Direction – Give the number of lines that include the string "Александр", nothing more.

--

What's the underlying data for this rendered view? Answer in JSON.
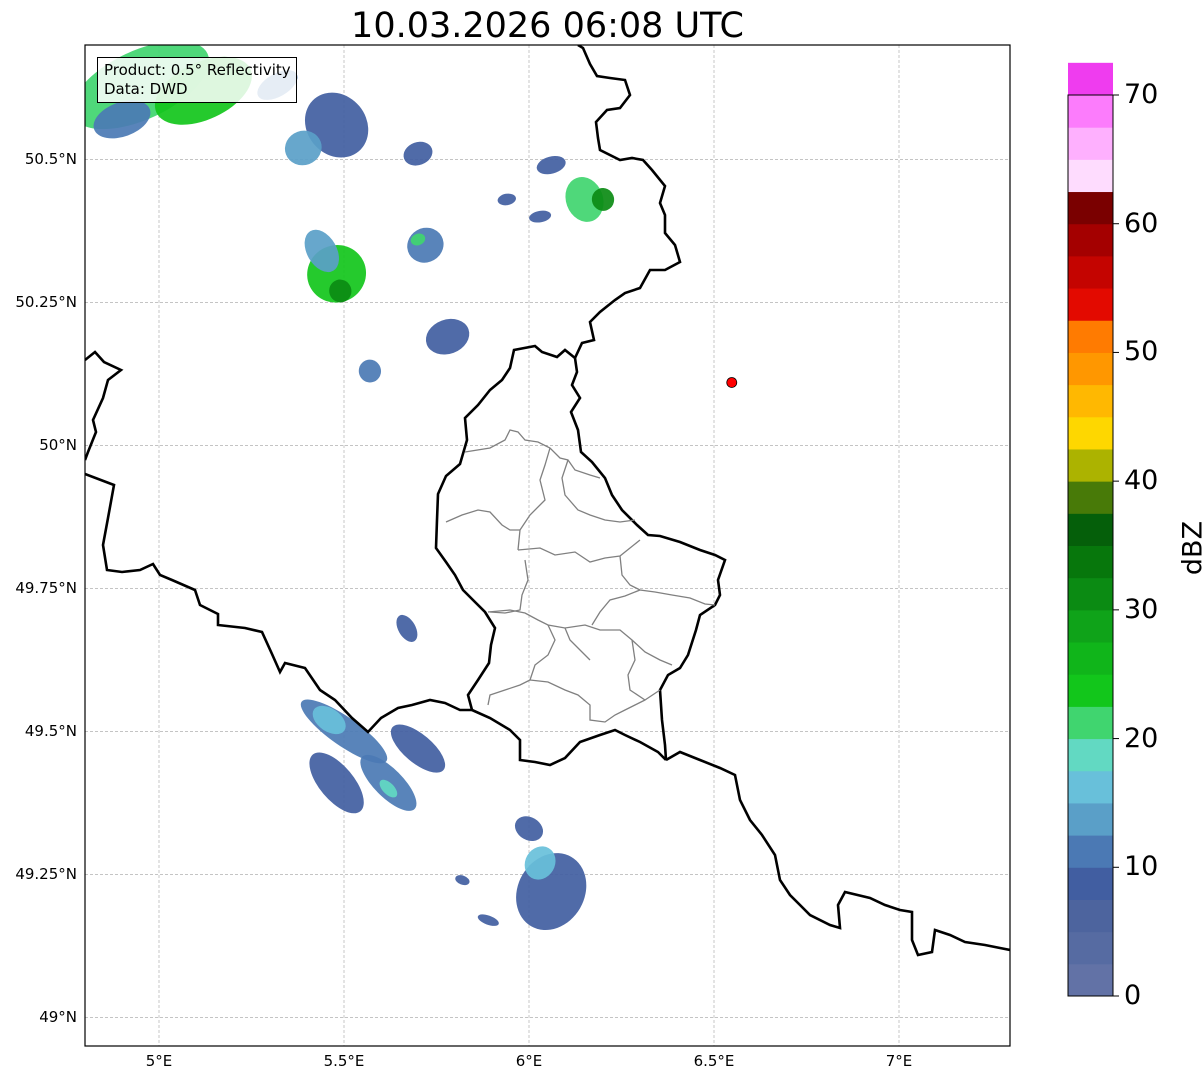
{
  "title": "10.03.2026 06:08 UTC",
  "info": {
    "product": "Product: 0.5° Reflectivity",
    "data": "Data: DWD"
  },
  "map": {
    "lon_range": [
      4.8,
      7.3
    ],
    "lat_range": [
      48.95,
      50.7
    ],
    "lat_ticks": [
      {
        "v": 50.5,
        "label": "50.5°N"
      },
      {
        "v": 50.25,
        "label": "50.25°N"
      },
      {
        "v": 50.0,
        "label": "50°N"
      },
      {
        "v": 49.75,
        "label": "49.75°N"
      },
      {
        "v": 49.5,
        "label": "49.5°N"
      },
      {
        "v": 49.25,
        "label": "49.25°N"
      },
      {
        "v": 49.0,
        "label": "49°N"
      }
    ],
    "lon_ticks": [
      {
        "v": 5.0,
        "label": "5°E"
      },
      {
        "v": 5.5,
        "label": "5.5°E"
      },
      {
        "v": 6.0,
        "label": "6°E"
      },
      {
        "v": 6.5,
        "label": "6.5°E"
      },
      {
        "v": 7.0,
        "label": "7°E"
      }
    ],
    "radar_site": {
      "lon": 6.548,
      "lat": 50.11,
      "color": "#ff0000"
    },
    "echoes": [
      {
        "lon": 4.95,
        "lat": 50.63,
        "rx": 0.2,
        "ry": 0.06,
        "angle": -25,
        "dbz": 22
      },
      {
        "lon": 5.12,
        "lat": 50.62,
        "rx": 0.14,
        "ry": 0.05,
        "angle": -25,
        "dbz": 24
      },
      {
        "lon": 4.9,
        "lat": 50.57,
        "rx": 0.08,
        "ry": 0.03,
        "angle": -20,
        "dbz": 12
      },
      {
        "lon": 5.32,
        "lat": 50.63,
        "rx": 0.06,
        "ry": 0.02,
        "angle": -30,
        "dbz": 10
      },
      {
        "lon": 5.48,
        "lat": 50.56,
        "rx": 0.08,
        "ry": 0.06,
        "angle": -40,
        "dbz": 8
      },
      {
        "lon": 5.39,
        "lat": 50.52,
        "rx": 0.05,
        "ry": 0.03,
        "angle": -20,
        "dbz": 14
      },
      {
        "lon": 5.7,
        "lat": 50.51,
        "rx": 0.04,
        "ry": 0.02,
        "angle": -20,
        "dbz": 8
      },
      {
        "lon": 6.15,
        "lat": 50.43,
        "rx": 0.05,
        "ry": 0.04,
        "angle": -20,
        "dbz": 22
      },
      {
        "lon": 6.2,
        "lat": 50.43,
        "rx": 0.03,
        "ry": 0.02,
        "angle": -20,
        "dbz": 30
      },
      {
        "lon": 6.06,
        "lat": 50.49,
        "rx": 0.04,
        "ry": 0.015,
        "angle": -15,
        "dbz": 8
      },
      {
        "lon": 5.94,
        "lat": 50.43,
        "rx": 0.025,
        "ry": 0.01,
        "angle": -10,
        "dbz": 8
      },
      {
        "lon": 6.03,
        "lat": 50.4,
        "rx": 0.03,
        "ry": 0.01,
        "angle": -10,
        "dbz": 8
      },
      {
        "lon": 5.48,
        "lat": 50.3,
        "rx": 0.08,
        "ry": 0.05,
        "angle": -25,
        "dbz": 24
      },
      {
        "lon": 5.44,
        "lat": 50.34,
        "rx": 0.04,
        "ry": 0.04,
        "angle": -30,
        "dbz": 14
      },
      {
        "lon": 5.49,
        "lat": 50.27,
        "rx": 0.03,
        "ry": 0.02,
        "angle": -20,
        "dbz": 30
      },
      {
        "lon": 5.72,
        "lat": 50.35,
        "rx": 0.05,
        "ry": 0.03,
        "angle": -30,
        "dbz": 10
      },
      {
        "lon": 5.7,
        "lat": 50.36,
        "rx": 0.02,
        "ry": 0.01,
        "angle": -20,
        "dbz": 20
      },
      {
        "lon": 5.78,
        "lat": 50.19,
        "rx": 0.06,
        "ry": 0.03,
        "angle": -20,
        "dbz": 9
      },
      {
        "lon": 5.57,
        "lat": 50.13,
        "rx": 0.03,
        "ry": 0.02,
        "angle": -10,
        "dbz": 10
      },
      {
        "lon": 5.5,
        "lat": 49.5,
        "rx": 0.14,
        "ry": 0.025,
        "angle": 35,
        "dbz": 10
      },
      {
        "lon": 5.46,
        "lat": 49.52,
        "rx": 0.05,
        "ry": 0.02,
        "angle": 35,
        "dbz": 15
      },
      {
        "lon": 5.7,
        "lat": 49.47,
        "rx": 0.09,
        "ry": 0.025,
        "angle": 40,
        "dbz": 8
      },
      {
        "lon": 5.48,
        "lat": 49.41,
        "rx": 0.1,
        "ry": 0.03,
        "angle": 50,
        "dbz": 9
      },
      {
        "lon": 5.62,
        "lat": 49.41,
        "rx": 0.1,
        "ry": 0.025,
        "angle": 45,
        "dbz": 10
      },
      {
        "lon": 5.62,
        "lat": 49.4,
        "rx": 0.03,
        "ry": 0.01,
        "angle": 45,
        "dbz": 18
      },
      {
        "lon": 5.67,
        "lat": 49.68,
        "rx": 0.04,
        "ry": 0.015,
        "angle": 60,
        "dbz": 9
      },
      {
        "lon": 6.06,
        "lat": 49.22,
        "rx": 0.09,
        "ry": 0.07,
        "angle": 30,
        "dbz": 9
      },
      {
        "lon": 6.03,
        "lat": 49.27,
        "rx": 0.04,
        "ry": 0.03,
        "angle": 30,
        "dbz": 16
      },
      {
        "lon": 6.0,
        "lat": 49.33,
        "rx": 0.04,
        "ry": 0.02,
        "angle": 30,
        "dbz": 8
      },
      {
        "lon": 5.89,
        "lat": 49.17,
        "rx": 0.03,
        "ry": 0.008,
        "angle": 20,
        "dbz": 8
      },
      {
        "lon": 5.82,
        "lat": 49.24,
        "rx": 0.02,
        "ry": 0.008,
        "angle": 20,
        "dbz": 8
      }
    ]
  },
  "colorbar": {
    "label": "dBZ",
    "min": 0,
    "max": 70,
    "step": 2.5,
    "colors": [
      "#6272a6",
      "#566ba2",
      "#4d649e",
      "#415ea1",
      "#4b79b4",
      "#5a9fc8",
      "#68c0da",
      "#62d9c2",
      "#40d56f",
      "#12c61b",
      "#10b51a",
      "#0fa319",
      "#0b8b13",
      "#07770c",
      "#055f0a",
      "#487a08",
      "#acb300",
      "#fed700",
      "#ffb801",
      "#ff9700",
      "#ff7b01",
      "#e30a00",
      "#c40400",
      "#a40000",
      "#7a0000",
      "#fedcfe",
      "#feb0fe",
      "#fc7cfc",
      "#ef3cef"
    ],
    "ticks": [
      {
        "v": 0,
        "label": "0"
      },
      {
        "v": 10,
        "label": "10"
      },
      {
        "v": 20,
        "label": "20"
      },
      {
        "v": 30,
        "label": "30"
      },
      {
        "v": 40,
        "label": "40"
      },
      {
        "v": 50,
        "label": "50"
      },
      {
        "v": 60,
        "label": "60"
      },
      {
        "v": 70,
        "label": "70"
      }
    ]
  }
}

--

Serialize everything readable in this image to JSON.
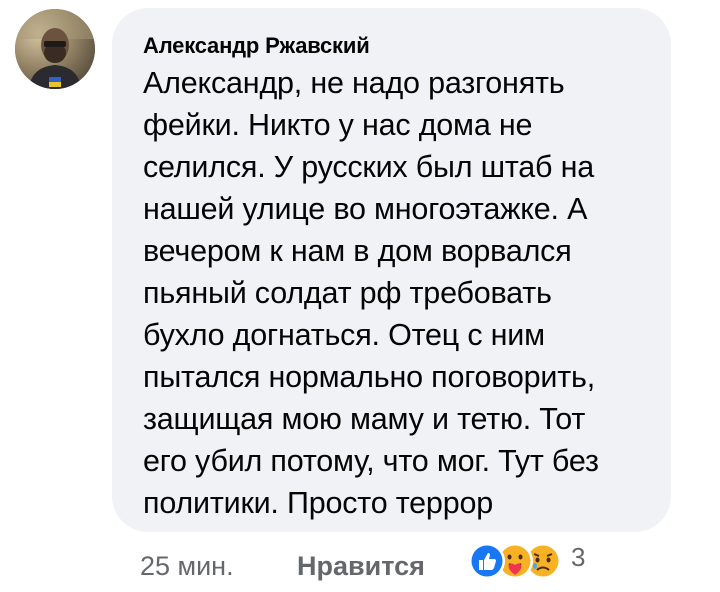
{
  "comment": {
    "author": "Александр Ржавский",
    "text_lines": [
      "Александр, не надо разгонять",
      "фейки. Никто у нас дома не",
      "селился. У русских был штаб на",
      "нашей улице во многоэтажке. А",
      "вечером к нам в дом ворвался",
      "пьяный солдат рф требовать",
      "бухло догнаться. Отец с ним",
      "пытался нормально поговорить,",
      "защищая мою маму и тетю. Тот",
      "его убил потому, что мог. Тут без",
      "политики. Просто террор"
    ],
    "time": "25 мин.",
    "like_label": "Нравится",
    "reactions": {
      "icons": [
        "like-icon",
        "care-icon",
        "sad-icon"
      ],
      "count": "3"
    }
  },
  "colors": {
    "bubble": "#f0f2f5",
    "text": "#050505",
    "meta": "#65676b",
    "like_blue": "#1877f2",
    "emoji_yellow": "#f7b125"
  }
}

--

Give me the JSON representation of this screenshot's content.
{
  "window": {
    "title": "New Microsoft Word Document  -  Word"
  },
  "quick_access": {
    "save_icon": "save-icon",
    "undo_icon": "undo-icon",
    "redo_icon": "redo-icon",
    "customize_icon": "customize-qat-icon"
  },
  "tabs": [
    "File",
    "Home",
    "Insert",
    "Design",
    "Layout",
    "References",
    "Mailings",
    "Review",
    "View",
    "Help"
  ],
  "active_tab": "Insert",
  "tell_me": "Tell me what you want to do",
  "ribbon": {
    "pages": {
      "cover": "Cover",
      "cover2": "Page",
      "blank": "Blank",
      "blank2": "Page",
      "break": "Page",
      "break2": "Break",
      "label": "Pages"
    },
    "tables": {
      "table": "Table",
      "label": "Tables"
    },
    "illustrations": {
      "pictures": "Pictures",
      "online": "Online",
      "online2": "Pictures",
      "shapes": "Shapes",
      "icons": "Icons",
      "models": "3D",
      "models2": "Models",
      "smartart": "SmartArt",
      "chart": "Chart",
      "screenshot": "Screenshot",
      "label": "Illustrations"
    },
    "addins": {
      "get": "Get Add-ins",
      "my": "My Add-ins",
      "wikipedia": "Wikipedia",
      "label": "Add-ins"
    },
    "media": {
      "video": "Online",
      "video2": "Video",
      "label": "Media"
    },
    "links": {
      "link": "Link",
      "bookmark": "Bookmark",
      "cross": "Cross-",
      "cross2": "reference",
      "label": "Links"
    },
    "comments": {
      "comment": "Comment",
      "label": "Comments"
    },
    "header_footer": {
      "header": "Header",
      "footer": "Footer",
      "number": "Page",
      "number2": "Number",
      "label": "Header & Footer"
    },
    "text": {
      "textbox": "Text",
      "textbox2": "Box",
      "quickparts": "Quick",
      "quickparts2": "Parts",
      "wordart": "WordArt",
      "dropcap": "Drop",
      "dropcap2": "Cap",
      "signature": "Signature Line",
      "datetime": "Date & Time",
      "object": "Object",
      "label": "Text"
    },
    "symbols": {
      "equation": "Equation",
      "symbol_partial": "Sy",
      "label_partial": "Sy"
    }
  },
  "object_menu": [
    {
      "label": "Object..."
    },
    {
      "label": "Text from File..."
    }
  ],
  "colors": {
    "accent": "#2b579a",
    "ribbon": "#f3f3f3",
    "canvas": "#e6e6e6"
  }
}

--

Result of the exercise – 2